**Exercise brief**
Please rewrite every line of the data below as a numbered list, skipping blank lines. Omit the picture placeholders.

begin Input for this task

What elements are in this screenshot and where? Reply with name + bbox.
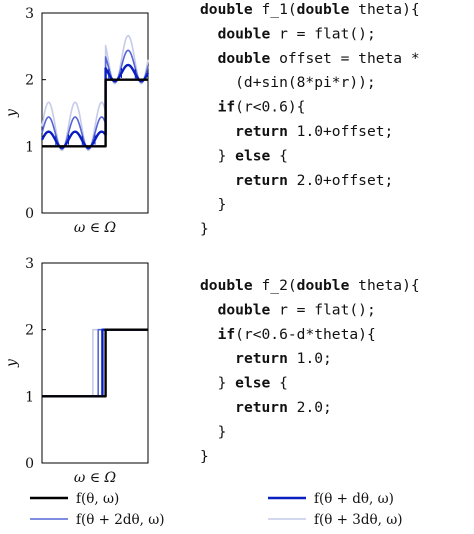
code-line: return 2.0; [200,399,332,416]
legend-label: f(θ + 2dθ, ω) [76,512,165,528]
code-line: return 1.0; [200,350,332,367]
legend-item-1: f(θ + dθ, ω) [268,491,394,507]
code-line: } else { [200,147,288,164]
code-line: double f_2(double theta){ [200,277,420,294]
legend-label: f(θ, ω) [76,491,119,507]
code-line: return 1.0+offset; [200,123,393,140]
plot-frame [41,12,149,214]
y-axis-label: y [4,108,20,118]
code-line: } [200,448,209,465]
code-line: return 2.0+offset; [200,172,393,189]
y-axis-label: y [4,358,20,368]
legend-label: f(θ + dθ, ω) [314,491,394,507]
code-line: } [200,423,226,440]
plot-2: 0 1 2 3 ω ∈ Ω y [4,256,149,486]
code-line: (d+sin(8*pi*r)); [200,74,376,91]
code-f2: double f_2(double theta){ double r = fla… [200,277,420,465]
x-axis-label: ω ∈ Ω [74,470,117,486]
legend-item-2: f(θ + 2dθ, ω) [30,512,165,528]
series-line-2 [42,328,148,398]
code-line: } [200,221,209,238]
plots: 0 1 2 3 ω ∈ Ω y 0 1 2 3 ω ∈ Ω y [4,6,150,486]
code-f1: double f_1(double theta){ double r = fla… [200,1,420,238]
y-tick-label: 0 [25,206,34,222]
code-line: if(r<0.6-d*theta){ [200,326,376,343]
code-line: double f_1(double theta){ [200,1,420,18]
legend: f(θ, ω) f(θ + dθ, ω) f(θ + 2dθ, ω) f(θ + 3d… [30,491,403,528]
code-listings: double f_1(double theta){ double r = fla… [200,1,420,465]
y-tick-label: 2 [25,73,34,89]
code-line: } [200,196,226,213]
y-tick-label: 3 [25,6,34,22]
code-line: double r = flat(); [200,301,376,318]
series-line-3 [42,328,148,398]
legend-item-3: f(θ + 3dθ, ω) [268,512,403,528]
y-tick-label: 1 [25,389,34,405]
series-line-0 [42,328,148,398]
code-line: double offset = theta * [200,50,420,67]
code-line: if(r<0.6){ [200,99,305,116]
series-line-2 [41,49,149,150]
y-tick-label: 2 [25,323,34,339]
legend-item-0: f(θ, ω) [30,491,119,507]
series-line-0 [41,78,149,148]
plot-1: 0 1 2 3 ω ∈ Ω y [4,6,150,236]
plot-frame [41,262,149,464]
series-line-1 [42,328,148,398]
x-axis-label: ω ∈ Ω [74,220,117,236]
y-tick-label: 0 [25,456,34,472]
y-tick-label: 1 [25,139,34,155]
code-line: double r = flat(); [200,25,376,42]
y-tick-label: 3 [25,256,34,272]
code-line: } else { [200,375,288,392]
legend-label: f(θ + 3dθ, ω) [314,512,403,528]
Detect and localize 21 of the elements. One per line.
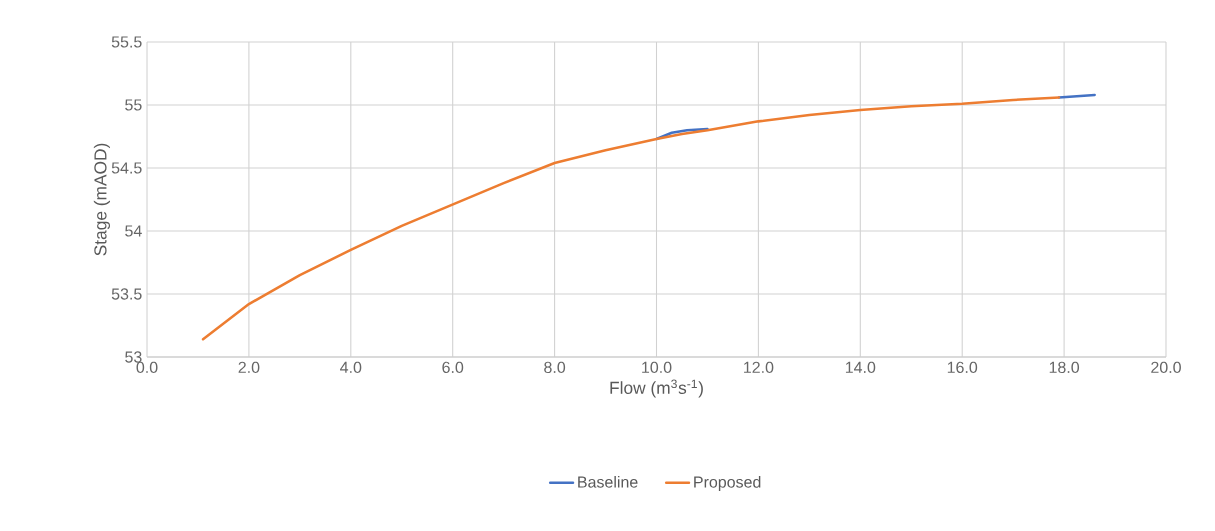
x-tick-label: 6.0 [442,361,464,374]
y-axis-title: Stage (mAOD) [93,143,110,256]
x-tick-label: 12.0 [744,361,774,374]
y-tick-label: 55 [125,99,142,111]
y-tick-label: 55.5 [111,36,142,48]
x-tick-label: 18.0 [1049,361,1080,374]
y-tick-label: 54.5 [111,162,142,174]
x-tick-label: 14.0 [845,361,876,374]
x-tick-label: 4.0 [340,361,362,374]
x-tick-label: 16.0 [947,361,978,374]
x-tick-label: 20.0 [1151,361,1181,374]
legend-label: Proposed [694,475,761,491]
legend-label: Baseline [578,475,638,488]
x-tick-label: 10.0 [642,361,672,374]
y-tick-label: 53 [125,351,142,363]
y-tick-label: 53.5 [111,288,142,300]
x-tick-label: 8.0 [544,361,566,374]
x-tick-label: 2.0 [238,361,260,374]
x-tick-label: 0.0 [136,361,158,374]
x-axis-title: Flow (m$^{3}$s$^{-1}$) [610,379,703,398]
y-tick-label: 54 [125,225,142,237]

end Input for this task

**Full answer**
1. What elements are in this screenshot and where? Reply with name + bbox.
2. code-line: return 2.0; [200,399,332,416]
3. legend-label: f(θ + 2dθ, ω) [76,512,165,528]
4. code-line: return 1.0; [200,350,332,367]
5. legend-item-1: f(θ + dθ, ω) [268,491,394,507]
6. code-line: } else { [200,147,288,164]
7. code-line: double f_2(double theta){ [200,277,420,294]
8. legend-label: f(θ, ω) [76,491,119,507]
9. code-line: return 1.0+offset; [200,123,393,140]
10. plot-frame [41,12,149,214]
11. y-axis-label: y [4,108,20,118]
12. code-line: } [200,448,209,465]
13. code-line: return 2.0+offset; [200,172,393,189]
14. y-axis-label: y [4,358,20,368]
15. legend-label: f(θ + dθ, ω) [314,491,394,507]
16. code-line: } [200,423,226,440]
17. plot-2: 0 1 2 3 ω ∈ Ω y [4,256,149,486]
18. code-line: (d+sin(8*pi*r)); [200,74,376,91]
19. code-f2: double f_2(double theta){ double r = fla… [200,277,420,465]
20. x-axis-label: ω ∈ Ω [74,470,117,486]
21. legend-item-2: f(θ + 2dθ, ω) [30,512,165,528]
22. series-line-2 [42,328,148,398]
23. code-line: } [200,221,209,238]
24. plots: 0 1 2 3 ω ∈ Ω y 0 1 2 3 ω ∈ Ω y [4,6,150,486]
25. code-f1: double f_1(double theta){ double r = fla… [200,1,420,238]
26. y-tick-label: 0 [25,206,34,222]
27. code-line: if(r<0.6-d*theta){ [200,326,376,343]
28. code-line: double f_1(double theta){ [200,1,420,18]
29. legend: f(θ, ω) f(θ + dθ, ω) f(θ + 2dθ, ω) f(θ + 3d… [30,491,403,528]
30. code-listings: double f_1(double theta){ double r = fla… [200,1,420,465]
31. y-tick-label: 2 [25,73,34,89]
32. code-line: } [200,196,226,213]
33. y-tick-label: 3 [25,6,34,22]
34. code-line: double r = flat(); [200,301,376,318]
35. series-line-3 [42,328,148,398]
36. legend-item-3: f(θ + 3dθ, ω) [268,512,403,528]
37. y-tick-label: 1 [25,389,34,405]
38. series-line-0 [42,328,148,398]
39. code-line: double offset = theta * [200,50,420,67]
40. code-line: if(r<0.6){ [200,99,305,116]
41. series-line-2 [41,49,149,150]
42. y-tick-label: 2 [25,323,34,339]
43. legend-item-0: f(θ, ω) [30,491,119,507]
44. series-line-0 [41,78,149,148]
45. plot-1: 0 1 2 3 ω ∈ Ω y [4,6,150,236]
46. plot-frame [41,262,149,464]
47. series-line-1 [42,328,148,398]
48. x-axis-label: ω ∈ Ω [74,220,117,236]
49. y-tick-label: 0 [25,456,34,472]
50. y-tick-label: 1 [25,139,34,155]
51. code-line: double r = flat(); [200,25,376,42]
52. y-tick-label: 3 [25,256,34,272]
53. code-line: } else { [200,375,288,392]
54. legend-label: f(θ + 3dθ, ω) [314,512,403,528]
55. Detect and localize 21 of the elements. One per line.
56. x-tick-label: 6.0 [442,361,464,374]
57. y-axis-title: Stage (mAOD) [93,143,110,256]
58. x-tick-label: 12.0 [744,361,774,374]
59. y-tick-label: 55 [125,99,142,111]
60. y-tick-label: 55.5 [111,36,142,48]
61. x-tick-label: 18.0 [1049,361,1080,374]
62. y-tick-label: 54.5 [111,162,142,174]
63. x-tick-label: 14.0 [845,361,876,374]
64. x-tick-label: 4.0 [340,361,362,374]
65. x-tick-label: 16.0 [947,361,978,374]
66. x-tick-label: 20.0 [1151,361,1181,374]
67. legend-label: Proposed [694,475,761,491]
68. legend-label: Baseline [578,475,638,488]
69. x-tick-label: 10.0 [642,361,672,374]
70. y-tick-label: 53 [125,351,142,363]
71. y-tick-label: 53.5 [111,288,142,300]
72. x-tick-label: 8.0 [544,361,566,374]
73. x-tick-label: 2.0 [238,361,260,374]
74. x-tick-label: 0.0 [136,361,158,374]
75. x-axis-title: Flow (m$^{3}$s$^{-1}$) [610,379,703,398]
76. y-tick-label: 54 [125,225,142,237]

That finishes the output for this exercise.